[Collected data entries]
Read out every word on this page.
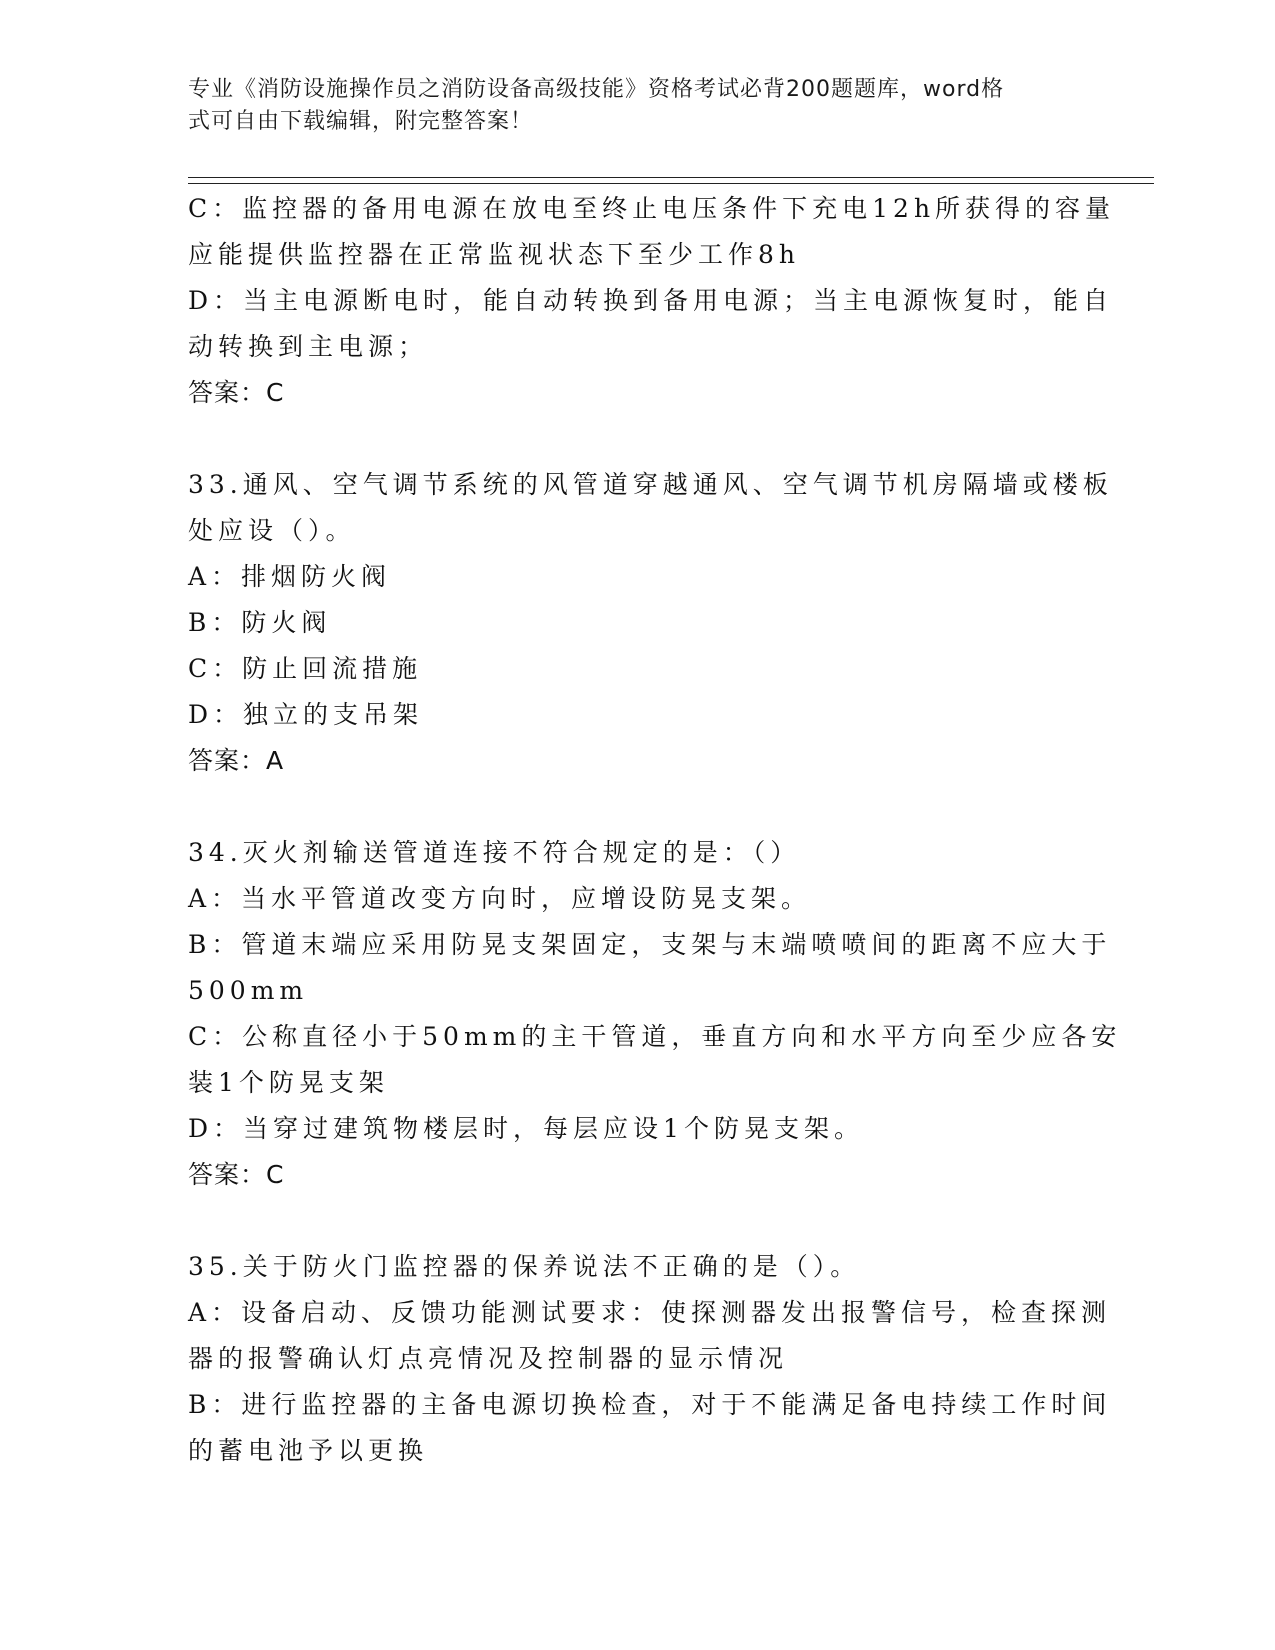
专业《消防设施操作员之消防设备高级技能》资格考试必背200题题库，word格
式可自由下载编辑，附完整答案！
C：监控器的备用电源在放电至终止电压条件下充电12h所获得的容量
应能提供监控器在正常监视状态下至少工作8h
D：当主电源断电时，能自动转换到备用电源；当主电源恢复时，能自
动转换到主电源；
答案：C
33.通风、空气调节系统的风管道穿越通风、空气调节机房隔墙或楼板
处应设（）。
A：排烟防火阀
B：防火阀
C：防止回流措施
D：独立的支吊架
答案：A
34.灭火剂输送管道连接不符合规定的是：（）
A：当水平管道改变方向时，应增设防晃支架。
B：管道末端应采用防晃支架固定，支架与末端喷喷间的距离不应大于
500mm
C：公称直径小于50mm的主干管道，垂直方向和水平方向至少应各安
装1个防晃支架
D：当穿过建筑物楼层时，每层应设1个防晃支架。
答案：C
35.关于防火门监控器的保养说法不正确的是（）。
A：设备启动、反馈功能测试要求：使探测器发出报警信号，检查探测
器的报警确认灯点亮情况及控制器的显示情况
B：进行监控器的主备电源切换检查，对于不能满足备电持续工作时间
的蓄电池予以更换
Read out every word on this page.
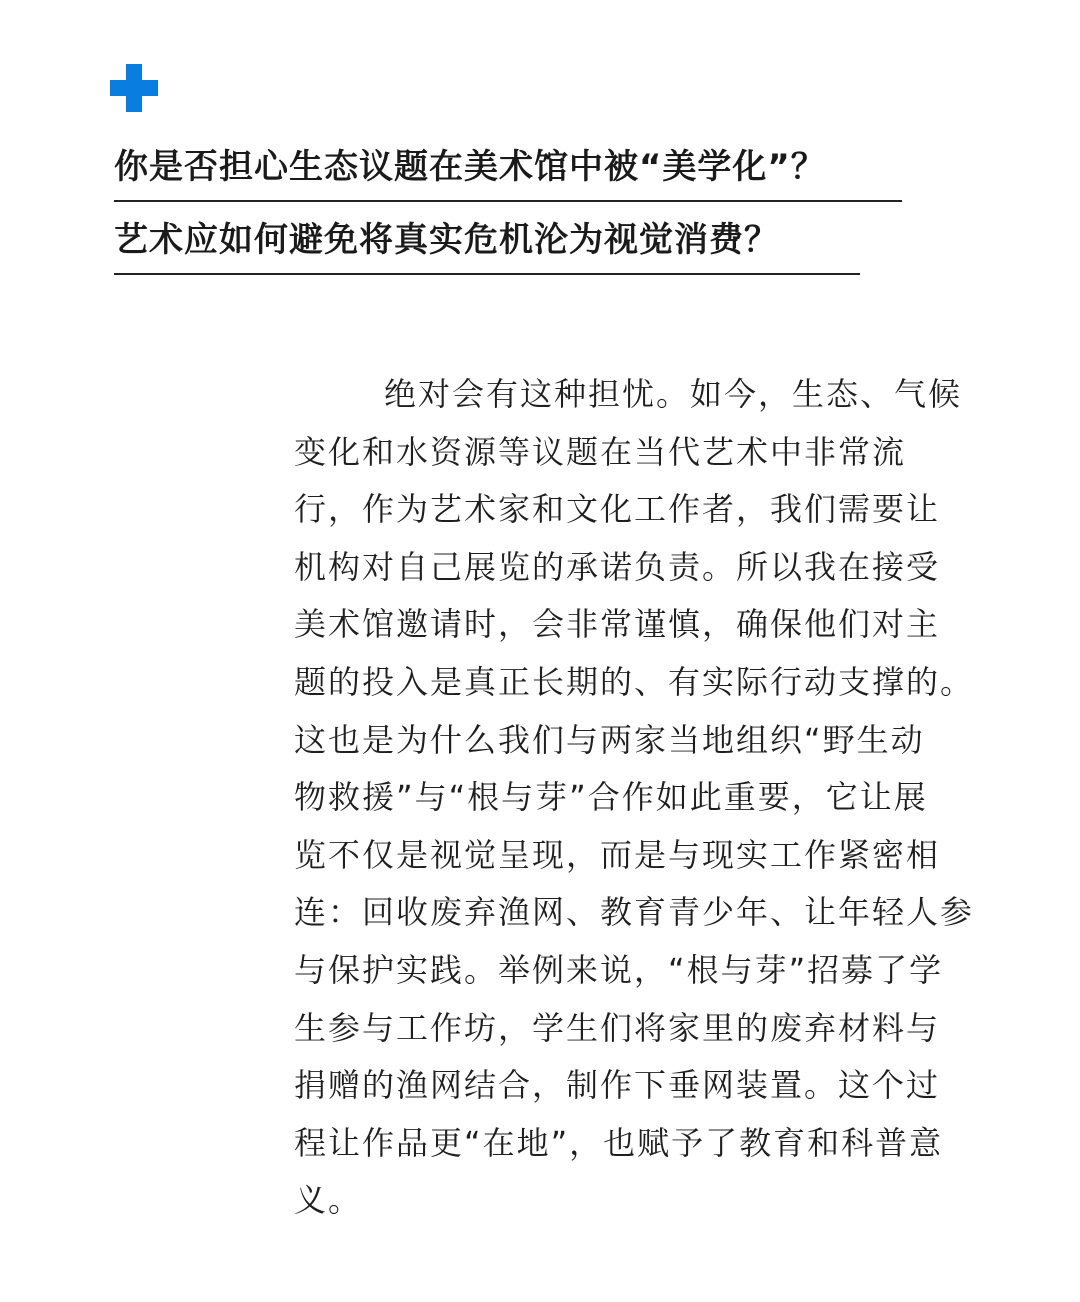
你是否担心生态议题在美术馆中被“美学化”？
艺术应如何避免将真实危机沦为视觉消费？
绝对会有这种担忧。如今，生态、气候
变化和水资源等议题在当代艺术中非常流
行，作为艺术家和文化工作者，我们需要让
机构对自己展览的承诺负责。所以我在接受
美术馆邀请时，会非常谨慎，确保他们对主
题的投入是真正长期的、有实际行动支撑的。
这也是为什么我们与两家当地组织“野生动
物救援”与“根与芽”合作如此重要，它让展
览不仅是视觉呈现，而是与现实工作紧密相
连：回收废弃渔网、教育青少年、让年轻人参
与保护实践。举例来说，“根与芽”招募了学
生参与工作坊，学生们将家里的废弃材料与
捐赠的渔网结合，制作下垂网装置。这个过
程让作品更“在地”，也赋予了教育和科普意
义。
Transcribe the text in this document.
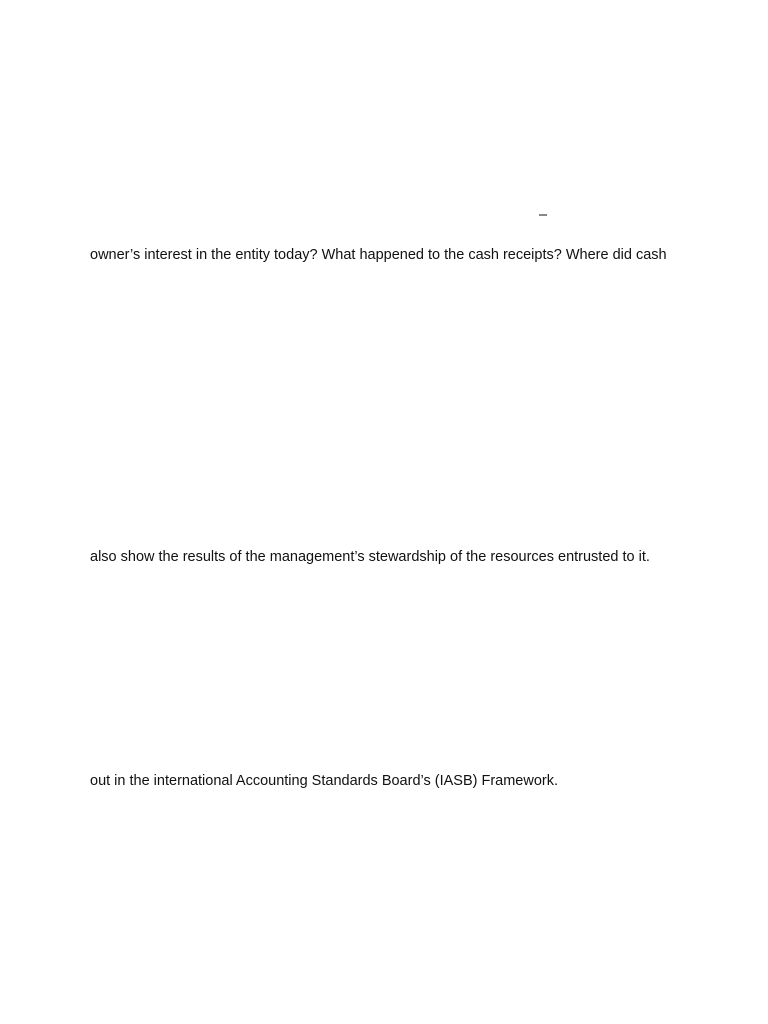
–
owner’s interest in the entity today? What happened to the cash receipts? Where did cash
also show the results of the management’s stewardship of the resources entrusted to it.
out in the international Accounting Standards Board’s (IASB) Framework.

_PROBLEM STATEMENT_
Return every line of the records exactly as given, pictures excluded.

_FULL SOLUTION_
Read out every word on this page.
专业《消防设施操作员之消防设备高级技能》资格考试必背200题题库，word格
式可自由下载编辑，附完整答案！
C：监控器的备用电源在放电至终止电压条件下充电12h所获得的容量
应能提供监控器在正常监视状态下至少工作8h
D：当主电源断电时，能自动转换到备用电源；当主电源恢复时，能自
动转换到主电源；
答案：C
33.通风、空气调节系统的风管道穿越通风、空气调节机房隔墙或楼板
处应设（）。
A：排烟防火阀
B：防火阀
C：防止回流措施
D：独立的支吊架
答案：A
34.灭火剂输送管道连接不符合规定的是：（）
A：当水平管道改变方向时，应增设防晃支架。
B：管道末端应采用防晃支架固定，支架与末端喷喷间的距离不应大于
500mm
C：公称直径小于50mm的主干管道，垂直方向和水平方向至少应各安
装1个防晃支架
D：当穿过建筑物楼层时，每层应设1个防晃支架。
答案：C
35.关于防火门监控器的保养说法不正确的是（）。
A：设备启动、反馈功能测试要求：使探测器发出报警信号，检查探测
器的报警确认灯点亮情况及控制器的显示情况
B：进行监控器的主备电源切换检查，对于不能满足备电持续工作时间
的蓄电池予以更换
Read out every word on this page.
你是否担心生态议题在美术馆中被“美学化”？
艺术应如何避免将真实危机沦为视觉消费？
绝对会有这种担忧。如今，生态、气候
变化和水资源等议题在当代艺术中非常流
行，作为艺术家和文化工作者，我们需要让
机构对自己展览的承诺负责。所以我在接受
美术馆邀请时，会非常谨慎，确保他们对主
题的投入是真正长期的、有实际行动支撑的。
这也是为什么我们与两家当地组织“野生动
物救援”与“根与芽”合作如此重要，它让展
览不仅是视觉呈现，而是与现实工作紧密相
连：回收废弃渔网、教育青少年、让年轻人参
与保护实践。举例来说，“根与芽”招募了学
生参与工作坊，学生们将家里的废弃材料与
捐赠的渔网结合，制作下垂网装置。这个过
程让作品更“在地”，也赋予了教育和科普意
义。
Transcribe the text in this document.
–
owner’s interest in the entity today? What happened to the cash receipts? Where did cash
also show the results of the management’s stewardship of the resources entrusted to it.
out in the international Accounting Standards Board’s (IASB) Framework.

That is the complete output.